--- WHAT THE EXERCISE ASKS ---
Output each entry that follows exactly. Images stay out.

-- start --

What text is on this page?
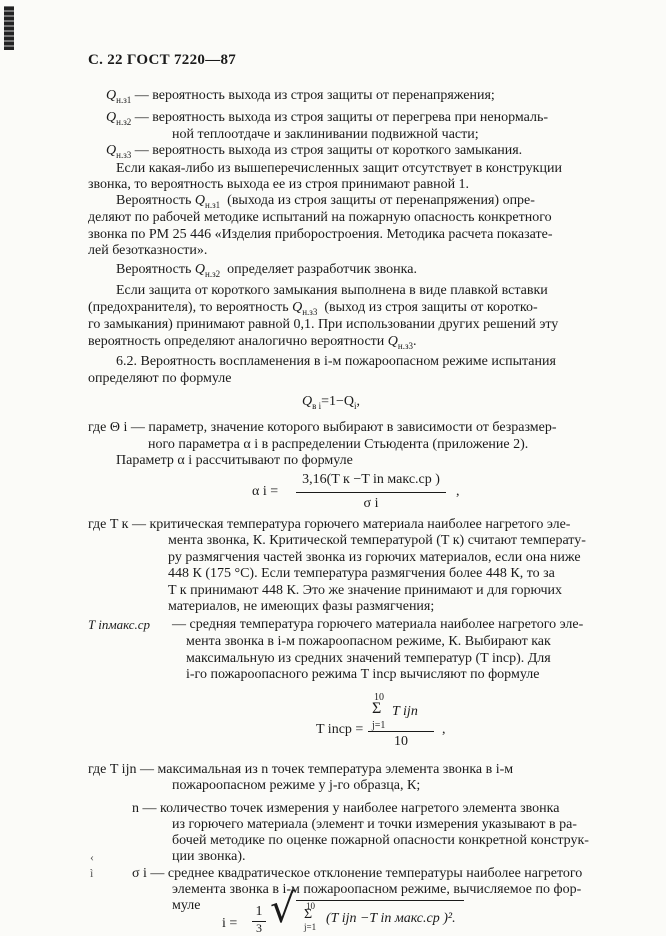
С. 22 ГОСТ 7220—87
$Q_{н.з1}$ — вероятность выхода из строя защиты от перенапряжения;
$Q_{н.з2}$ — вероятность выхода из строя защиты от перегрева при ненормаль-
ной теплоотдаче и заклинивании подвижной части;
$Q_{н.з3}$ — вероятность выхода из строя защиты от короткого замыкания.
Если какая-либо из вышеперечисленных защит отсутствует в конструкции
звонка, то вероятность выхода ее из строя принимают равной 1.
Вероятность $Q_{н.з1}$ (выхода из строя защиты от перенапряжения) опре-
деляют по рабочей методике испытаний на пожарную опасность конкретного
звонка по РМ 25 446 «Изделия приборостроения. Методика расчета показате-
лей безотказности».
Вероятность $Q_{н.з2}$ определяет разработчик звонка.
Если защита от короткого замыкания выполнена в виде плавкой вставки
(предохранителя), то вероятность $Q_{н.з3}$ (выход из строя защиты от коротко-
го замыкания) принимают равной 0,1. При использовании других решений эту
вероятность определяют аналогично вероятности $Q_{н.з3}$.
6.2. Вероятность воспламенения в i-м пожароопасном режиме испытания
определяют по формуле
$Q_{в i}=1-Q_i$,
где Θ i — параметр, значение которого выбирают в зависимости от безразмер-
ного параметра α i в распределении Стьюдента (приложение 2).
Параметр α i рассчитывают по формуле
α i =
3,16(T к −T in макс.ср )
σ i
,
где T к — критическая температура горючего материала наиболее нагретого эле-
мента звонка, К. Критической температурой (T к) считают температу-
ру размягчения частей звонка из горючих материалов, если она ниже
448 К (175 °С). Если температура размягчения более 448 К, то за
T к принимают 448 К. Это же значение принимают и для горючих
материалов, не имеющих фазы размягчения;
T inмакс.ср — средняя температура горючего материала наиболее нагретого эле-
мента звонка в i-м пожароопасном режиме, К. Выбирают как
максимальную из средних значений температур (T inср). Для
i-го пожароопасного режима T inср вычисляют по формуле
T inср =
10
Σ T ijn
j=1
10
,
где T ijn — максимальная из n точек температура элемента звонка в i-м
пожароопасном режиме у j-го образца, К;
n — количество точек измерения у наиболее нагретого элемента звонка
из горючего материала (элемент и точки измерения указывают в ра-
бочей методике по оценке пожарной опасности конкретной конструк-
ции звонка).
‹
ì	σ i — среднее квадратическое отклонение температуры наиболее нагретого
элемента звонка в i-м пожароопасном режиме, вычисляемое по фор-
муле
i =
1
3 √ 10
Σ (T ijn −T in макс.ср )².
j=1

-- end --

--- EXERCISE RESPONSE ---
What text is on this page?
С. 22 ГОСТ 7220—87
$Q_{н.з1}$ — вероятность выхода из строя защиты от перенапряжения;
$Q_{н.з2}$ — вероятность выхода из строя защиты от перегрева при ненормаль-
ной теплоотдаче и заклинивании подвижной части;
$Q_{н.з3}$ — вероятность выхода из строя защиты от короткого замыкания.
Если какая-либо из вышеперечисленных защит отсутствует в конструкции
звонка, то вероятность выхода ее из строя принимают равной 1.
Вероятность $Q_{н.з1}$ (выхода из строя защиты от перенапряжения) опре-
деляют по рабочей методике испытаний на пожарную опасность конкретного
звонка по РМ 25 446 «Изделия приборостроения. Методика расчета показате-
лей безотказности».
Вероятность $Q_{н.з2}$ определяет разработчик звонка.
Если защита от короткого замыкания выполнена в виде плавкой вставки
(предохранителя), то вероятность $Q_{н.з3}$ (выход из строя защиты от коротко-
го замыкания) принимают равной 0,1. При использовании других решений эту
вероятность определяют аналогично вероятности $Q_{н.з3}$.
6.2. Вероятность воспламенения в i-м пожароопасном режиме испытания
определяют по формуле
$Q_{в i}=1-Q_i$,
где Θ i — параметр, значение которого выбирают в зависимости от безразмер-
ного параметра α i в распределении Стьюдента (приложение 2).
Параметр α i рассчитывают по формуле
α i =
3,16(T к −T in макс.ср )
σ i
,
где T к — критическая температура горючего материала наиболее нагретого эле-
мента звонка, К. Критической температурой (T к) считают температу-
ру размягчения частей звонка из горючих материалов, если она ниже
448 К (175 °С). Если температура размягчения более 448 К, то за
T к принимают 448 К. Это же значение принимают и для горючих
материалов, не имеющих фазы размягчения;
T inмакс.ср — средняя температура горючего материала наиболее нагретого эле-
мента звонка в i-м пожароопасном режиме, К. Выбирают как
максимальную из средних значений температур (T inср). Для
i-го пожароопасного режима T inср вычисляют по формуле
T inср =
10
Σ T ijn
j=1
10
,
где T ijn — максимальная из n точек температура элемента звонка в i-м
пожароопасном режиме у j-го образца, К;
n — количество точек измерения у наиболее нагретого элемента звонка
из горючего материала (элемент и точки измерения указывают в ра-
бочей методике по оценке пожарной опасности конкретной конструк-
ции звонка).
‹
ì	σ i — среднее квадратическое отклонение температуры наиболее нагретого
элемента звонка в i-м пожароопасном режиме, вычисляемое по фор-
муле
i =
1
3 √ 10
Σ (T ijn −T in макс.ср )².
j=1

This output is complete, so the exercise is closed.